** Start of Information given **

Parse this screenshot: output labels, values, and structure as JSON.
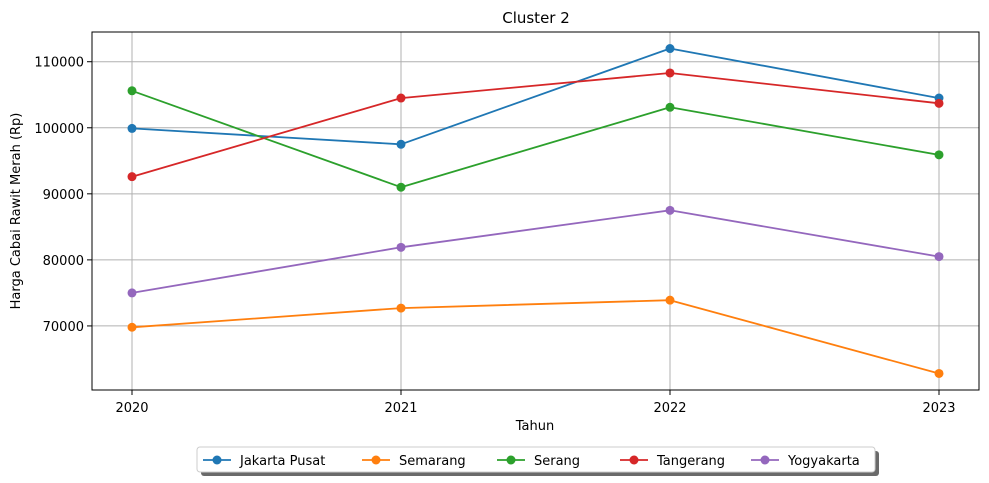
{
  "chart_data": {
    "type": "line",
    "title": "Cluster 2",
    "xlabel": "Tahun",
    "ylabel": "Harga Cabai Rawit Merah (Rp)",
    "categories": [
      "2020",
      "2021",
      "2022",
      "2023"
    ],
    "yticks": [
      "70000",
      "80000",
      "90000",
      "100000",
      "110000"
    ],
    "ylim": [
      60300,
      114500
    ],
    "grid": true,
    "legend_position": "bottom-center",
    "series": [
      {
        "name": "Jakarta Pusat",
        "color": "#1f77b4",
        "values": [
          99900,
          97500,
          112000,
          104500
        ]
      },
      {
        "name": "Semarang",
        "color": "#ff7f0e",
        "values": [
          69800,
          72700,
          73900,
          62800
        ]
      },
      {
        "name": "Serang",
        "color": "#2ca02c",
        "values": [
          105600,
          91000,
          103100,
          95900
        ]
      },
      {
        "name": "Tangerang",
        "color": "#d62728",
        "values": [
          92600,
          104500,
          108300,
          103700
        ]
      },
      {
        "name": "Yogyakarta",
        "color": "#9467bd",
        "values": [
          75000,
          81900,
          87500,
          80500
        ]
      }
    ]
  }
}
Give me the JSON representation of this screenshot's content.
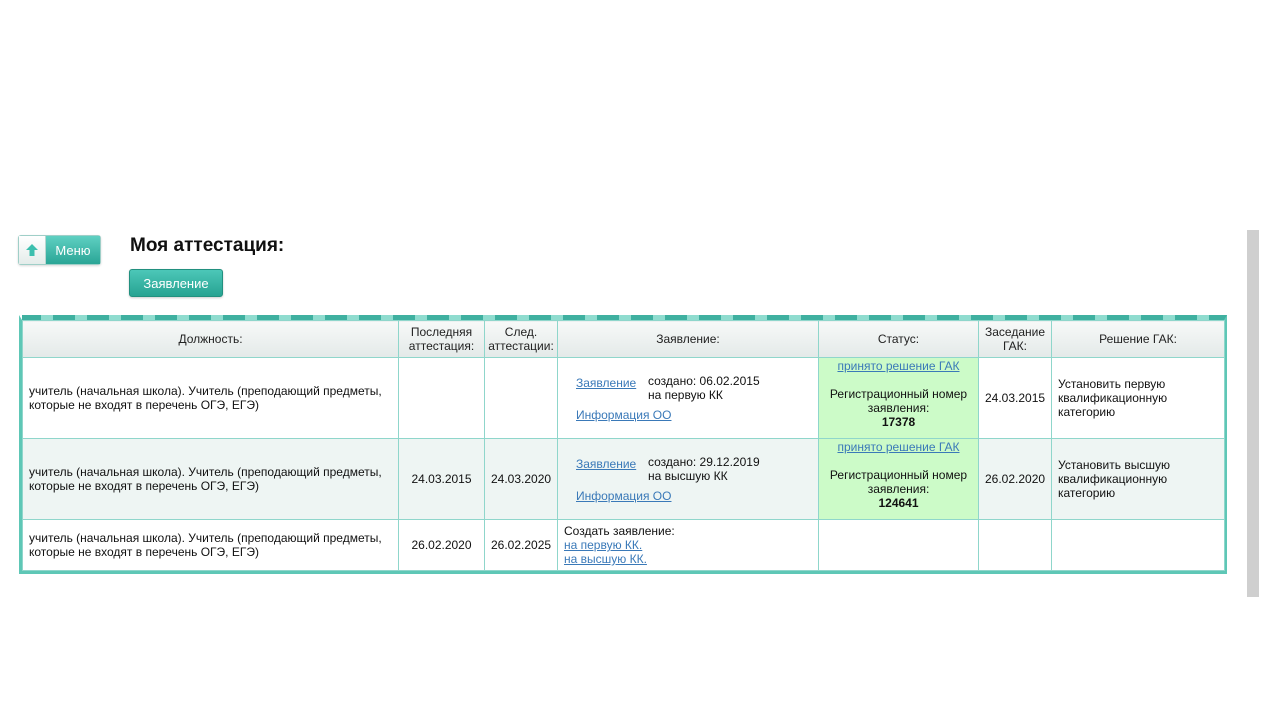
{
  "menu_button": {
    "label": "Меню",
    "icon": "arrow-up-icon"
  },
  "page_title": "Моя аттестация:",
  "application_button": "Заявление",
  "table": {
    "headers": [
      "Должность:",
      "Последняя аттестация:",
      "След. аттестации:",
      "Заявление:",
      "Статус:",
      "Заседание ГАК:",
      "Решение ГАК:"
    ],
    "rows": [
      {
        "position": "учитель (начальная школа). Учитель (преподающий предметы, которые не входят в перечень ОГЭ, ЕГЭ)",
        "last_attestation": "",
        "next_attestation": "",
        "application": {
          "link": "Заявление",
          "created": "создано: 06.02.2015",
          "category": "на первую КК",
          "info_link": "Информация ОО"
        },
        "status": {
          "link": "принято решение ГАК",
          "reg_label": "Регистрационный номер заявления:",
          "reg_number": "17378",
          "color": "#ccfbc8"
        },
        "gak_meeting": "24.03.2015",
        "gak_decision": "Установить первую квалификационную категорию"
      },
      {
        "position": "учитель (начальная школа). Учитель (преподающий предметы, которые не входят в перечень ОГЭ, ЕГЭ)",
        "last_attestation": "24.03.2015",
        "next_attestation": "24.03.2020",
        "application": {
          "link": "Заявление",
          "created": "создано: 29.12.2019",
          "category": "на высшую КК",
          "info_link": "Информация ОО"
        },
        "status": {
          "link": "принято решение ГАК",
          "reg_label": "Регистрационный номер заявления:",
          "reg_number": "124641",
          "color": "#ccfbc8"
        },
        "gak_meeting": "26.02.2020",
        "gak_decision": "Установить высшую квалификационную категорию"
      },
      {
        "position": "учитель (начальная школа). Учитель (преподающий предметы, которые не входят в перечень ОГЭ, ЕГЭ)",
        "last_attestation": "26.02.2020",
        "next_attestation": "26.02.2025",
        "create": {
          "label": "Создать заявление:",
          "first_link": "на первую КК.",
          "highest_link": "на высшую КК."
        },
        "gak_meeting": "",
        "gak_decision": ""
      }
    ]
  },
  "colors": {
    "accent": "#2aa596",
    "link": "#3a79b8",
    "status_bg": "#ccfbc8"
  }
}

** End of Information given **

Task objective:
Repeat the data exactly, excluding the pictures.

Result:
Parse this screenshot: output labels, values, and structure as JSON.
{
  "chart_data": {
    "type": "line",
    "title": "Cluster 2",
    "xlabel": "Tahun",
    "ylabel": "Harga Cabai Rawit Merah (Rp)",
    "categories": [
      "2020",
      "2021",
      "2022",
      "2023"
    ],
    "yticks": [
      "70000",
      "80000",
      "90000",
      "100000",
      "110000"
    ],
    "ylim": [
      60300,
      114500
    ],
    "grid": true,
    "legend_position": "bottom-center",
    "series": [
      {
        "name": "Jakarta Pusat",
        "color": "#1f77b4",
        "values": [
          99900,
          97500,
          112000,
          104500
        ]
      },
      {
        "name": "Semarang",
        "color": "#ff7f0e",
        "values": [
          69800,
          72700,
          73900,
          62800
        ]
      },
      {
        "name": "Serang",
        "color": "#2ca02c",
        "values": [
          105600,
          91000,
          103100,
          95900
        ]
      },
      {
        "name": "Tangerang",
        "color": "#d62728",
        "values": [
          92600,
          104500,
          108300,
          103700
        ]
      },
      {
        "name": "Yogyakarta",
        "color": "#9467bd",
        "values": [
          75000,
          81900,
          87500,
          80500
        ]
      }
    ]
  }
}
Give me the JSON representation of this screenshot's content.
{
  "menu_button": {
    "label": "Меню",
    "icon": "arrow-up-icon"
  },
  "page_title": "Моя аттестация:",
  "application_button": "Заявление",
  "table": {
    "headers": [
      "Должность:",
      "Последняя аттестация:",
      "След. аттестации:",
      "Заявление:",
      "Статус:",
      "Заседание ГАК:",
      "Решение ГАК:"
    ],
    "rows": [
      {
        "position": "учитель (начальная школа). Учитель (преподающий предметы, которые не входят в перечень ОГЭ, ЕГЭ)",
        "last_attestation": "",
        "next_attestation": "",
        "application": {
          "link": "Заявление",
          "created": "создано: 06.02.2015",
          "category": "на первую КК",
          "info_link": "Информация ОО"
        },
        "status": {
          "link": "принято решение ГАК",
          "reg_label": "Регистрационный номер заявления:",
          "reg_number": "17378",
          "color": "#ccfbc8"
        },
        "gak_meeting": "24.03.2015",
        "gak_decision": "Установить первую квалификационную категорию"
      },
      {
        "position": "учитель (начальная школа). Учитель (преподающий предметы, которые не входят в перечень ОГЭ, ЕГЭ)",
        "last_attestation": "24.03.2015",
        "next_attestation": "24.03.2020",
        "application": {
          "link": "Заявление",
          "created": "создано: 29.12.2019",
          "category": "на высшую КК",
          "info_link": "Информация ОО"
        },
        "status": {
          "link": "принято решение ГАК",
          "reg_label": "Регистрационный номер заявления:",
          "reg_number": "124641",
          "color": "#ccfbc8"
        },
        "gak_meeting": "26.02.2020",
        "gak_decision": "Установить высшую квалификационную категорию"
      },
      {
        "position": "учитель (начальная школа). Учитель (преподающий предметы, которые не входят в перечень ОГЭ, ЕГЭ)",
        "last_attestation": "26.02.2020",
        "next_attestation": "26.02.2025",
        "create": {
          "label": "Создать заявление:",
          "first_link": "на первую КК.",
          "highest_link": "на высшую КК."
        },
        "gak_meeting": "",
        "gak_decision": ""
      }
    ]
  },
  "colors": {
    "accent": "#2aa596",
    "link": "#3a79b8",
    "status_bg": "#ccfbc8"
  }
}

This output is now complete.